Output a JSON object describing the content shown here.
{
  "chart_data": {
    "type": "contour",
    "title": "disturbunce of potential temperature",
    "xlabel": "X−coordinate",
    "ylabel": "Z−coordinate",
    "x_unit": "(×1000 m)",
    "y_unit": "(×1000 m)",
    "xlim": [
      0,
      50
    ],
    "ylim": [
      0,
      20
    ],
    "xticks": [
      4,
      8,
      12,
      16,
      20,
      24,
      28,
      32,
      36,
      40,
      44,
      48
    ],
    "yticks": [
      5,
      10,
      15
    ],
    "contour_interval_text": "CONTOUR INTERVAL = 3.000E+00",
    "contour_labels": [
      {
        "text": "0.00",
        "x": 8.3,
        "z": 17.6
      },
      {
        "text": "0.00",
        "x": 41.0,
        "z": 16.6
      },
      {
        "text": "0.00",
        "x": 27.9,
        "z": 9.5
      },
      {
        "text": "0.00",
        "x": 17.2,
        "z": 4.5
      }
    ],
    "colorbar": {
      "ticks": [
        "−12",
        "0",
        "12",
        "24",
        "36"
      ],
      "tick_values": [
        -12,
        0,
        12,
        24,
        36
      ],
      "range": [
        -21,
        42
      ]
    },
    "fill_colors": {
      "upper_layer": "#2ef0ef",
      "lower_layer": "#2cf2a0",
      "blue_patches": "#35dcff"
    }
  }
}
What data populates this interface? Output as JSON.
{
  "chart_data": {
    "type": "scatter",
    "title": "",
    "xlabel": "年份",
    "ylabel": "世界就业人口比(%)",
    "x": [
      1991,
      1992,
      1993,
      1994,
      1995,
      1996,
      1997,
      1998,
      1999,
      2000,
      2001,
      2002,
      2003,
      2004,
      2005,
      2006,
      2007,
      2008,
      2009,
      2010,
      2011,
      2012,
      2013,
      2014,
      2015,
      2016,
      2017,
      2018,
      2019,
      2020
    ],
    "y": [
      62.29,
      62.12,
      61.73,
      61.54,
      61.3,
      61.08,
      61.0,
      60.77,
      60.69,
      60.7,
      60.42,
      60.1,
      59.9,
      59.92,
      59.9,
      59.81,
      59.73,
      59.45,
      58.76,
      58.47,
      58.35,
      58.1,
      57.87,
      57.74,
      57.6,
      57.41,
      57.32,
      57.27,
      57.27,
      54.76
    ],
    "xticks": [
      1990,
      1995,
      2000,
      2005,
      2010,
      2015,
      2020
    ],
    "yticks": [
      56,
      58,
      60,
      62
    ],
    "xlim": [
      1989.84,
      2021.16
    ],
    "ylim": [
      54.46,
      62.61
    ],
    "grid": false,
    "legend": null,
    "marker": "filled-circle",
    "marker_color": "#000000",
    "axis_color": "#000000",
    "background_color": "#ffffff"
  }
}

* [TASK TO COMPLETE]:
Report how many lines of the data hold the string "coordinate"; give only the number.

* [RESULT OF THE TASK]:
2